▶ [TASK PROMPT]:
Only a number is expected: how many lines in the data below contain the word "Output".
----
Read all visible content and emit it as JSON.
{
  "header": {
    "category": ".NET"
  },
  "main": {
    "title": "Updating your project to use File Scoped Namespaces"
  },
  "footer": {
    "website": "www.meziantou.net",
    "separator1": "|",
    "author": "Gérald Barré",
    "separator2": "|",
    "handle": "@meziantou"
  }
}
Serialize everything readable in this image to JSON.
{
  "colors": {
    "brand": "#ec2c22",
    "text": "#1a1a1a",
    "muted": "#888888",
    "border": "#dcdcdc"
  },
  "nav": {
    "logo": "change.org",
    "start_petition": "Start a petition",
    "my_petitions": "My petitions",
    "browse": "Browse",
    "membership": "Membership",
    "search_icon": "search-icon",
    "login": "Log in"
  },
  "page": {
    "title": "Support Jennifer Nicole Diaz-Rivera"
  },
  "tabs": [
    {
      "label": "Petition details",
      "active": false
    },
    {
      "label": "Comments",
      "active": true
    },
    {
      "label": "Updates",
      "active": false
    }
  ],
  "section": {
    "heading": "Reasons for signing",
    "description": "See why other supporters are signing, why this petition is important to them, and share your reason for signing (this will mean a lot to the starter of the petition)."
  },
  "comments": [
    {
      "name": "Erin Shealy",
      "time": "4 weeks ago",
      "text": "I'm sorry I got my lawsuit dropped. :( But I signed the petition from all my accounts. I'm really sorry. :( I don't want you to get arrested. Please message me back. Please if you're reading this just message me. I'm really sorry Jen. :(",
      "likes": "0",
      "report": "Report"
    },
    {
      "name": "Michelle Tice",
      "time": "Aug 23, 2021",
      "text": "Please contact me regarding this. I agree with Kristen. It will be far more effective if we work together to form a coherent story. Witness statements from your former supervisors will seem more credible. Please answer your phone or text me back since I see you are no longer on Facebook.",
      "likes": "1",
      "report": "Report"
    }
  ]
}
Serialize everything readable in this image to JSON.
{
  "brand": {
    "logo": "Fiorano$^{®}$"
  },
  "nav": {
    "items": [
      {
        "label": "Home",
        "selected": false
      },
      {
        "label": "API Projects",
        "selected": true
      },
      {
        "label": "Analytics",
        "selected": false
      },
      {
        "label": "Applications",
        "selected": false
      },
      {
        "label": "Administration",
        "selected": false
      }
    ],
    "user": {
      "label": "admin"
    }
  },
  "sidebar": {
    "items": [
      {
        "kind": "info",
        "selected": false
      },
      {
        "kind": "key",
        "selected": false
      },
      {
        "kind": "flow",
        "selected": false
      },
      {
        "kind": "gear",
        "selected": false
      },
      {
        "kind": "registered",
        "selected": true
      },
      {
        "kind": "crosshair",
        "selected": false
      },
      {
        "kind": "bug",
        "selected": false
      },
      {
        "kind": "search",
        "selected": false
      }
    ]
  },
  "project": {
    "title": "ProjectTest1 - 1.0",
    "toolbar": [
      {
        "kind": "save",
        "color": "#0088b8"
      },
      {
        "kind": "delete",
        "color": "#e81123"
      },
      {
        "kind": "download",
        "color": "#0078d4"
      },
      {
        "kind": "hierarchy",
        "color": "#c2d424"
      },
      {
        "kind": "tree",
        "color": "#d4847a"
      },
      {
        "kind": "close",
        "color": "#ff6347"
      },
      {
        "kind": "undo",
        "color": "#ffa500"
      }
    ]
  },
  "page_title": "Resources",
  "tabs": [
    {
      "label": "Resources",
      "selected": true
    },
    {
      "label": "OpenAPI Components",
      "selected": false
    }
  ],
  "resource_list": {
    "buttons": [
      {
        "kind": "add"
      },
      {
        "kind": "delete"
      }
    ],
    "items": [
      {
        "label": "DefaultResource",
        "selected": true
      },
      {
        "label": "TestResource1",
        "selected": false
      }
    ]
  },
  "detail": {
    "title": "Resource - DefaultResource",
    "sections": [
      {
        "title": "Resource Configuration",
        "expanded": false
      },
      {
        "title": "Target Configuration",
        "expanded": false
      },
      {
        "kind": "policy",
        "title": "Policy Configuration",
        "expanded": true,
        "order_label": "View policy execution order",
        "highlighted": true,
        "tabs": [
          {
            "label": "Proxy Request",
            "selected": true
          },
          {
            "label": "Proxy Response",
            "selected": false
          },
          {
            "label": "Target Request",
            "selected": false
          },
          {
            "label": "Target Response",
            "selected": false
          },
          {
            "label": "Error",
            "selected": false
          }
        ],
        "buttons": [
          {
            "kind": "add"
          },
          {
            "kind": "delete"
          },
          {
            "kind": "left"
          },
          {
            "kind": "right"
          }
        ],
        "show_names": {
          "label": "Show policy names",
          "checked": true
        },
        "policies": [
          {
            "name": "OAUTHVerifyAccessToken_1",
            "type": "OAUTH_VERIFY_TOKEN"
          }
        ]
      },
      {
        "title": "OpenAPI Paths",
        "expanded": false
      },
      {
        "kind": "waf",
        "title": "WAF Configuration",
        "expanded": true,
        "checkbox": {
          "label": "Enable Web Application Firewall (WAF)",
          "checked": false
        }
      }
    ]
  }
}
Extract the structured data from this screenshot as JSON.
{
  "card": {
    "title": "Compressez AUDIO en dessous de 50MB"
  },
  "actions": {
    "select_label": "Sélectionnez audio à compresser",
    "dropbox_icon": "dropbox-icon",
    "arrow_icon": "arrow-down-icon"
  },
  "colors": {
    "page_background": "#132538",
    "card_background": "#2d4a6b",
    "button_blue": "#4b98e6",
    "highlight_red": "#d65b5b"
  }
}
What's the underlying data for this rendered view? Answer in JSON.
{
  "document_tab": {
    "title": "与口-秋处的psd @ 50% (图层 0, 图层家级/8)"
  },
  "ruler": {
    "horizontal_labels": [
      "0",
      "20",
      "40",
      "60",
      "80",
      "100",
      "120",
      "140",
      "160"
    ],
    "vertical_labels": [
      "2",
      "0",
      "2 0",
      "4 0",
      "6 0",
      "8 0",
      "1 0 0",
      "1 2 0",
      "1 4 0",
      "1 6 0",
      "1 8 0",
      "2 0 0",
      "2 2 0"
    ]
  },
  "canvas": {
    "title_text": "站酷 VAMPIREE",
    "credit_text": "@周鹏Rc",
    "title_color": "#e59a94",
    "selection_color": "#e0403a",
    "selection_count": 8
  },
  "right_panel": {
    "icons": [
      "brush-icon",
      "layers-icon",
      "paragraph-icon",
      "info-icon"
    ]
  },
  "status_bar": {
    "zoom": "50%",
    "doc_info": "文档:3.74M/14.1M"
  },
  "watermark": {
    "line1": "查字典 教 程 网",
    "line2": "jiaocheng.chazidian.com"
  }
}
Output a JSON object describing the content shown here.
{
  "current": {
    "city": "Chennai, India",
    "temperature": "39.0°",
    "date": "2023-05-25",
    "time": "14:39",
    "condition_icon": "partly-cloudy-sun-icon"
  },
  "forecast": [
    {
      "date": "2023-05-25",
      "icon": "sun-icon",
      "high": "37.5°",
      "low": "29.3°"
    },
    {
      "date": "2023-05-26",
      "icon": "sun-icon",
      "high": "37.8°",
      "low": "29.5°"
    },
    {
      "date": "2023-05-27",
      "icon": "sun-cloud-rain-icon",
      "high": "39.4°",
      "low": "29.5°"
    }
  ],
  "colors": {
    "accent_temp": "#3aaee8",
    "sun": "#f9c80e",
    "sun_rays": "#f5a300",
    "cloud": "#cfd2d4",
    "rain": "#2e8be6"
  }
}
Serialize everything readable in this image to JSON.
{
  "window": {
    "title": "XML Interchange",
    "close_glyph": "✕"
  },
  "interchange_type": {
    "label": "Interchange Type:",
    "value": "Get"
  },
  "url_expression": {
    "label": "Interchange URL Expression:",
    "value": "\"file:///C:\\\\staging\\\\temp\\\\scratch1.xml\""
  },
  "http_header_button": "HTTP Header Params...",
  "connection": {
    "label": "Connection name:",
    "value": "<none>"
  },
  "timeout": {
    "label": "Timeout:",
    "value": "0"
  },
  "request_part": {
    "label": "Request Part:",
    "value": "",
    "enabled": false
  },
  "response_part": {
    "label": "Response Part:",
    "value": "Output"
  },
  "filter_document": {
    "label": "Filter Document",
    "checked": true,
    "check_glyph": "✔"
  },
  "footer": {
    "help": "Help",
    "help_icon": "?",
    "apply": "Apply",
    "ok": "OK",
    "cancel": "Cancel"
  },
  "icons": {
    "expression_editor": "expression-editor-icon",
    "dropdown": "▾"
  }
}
----
▶ [WRITTEN RESPONSE]:
2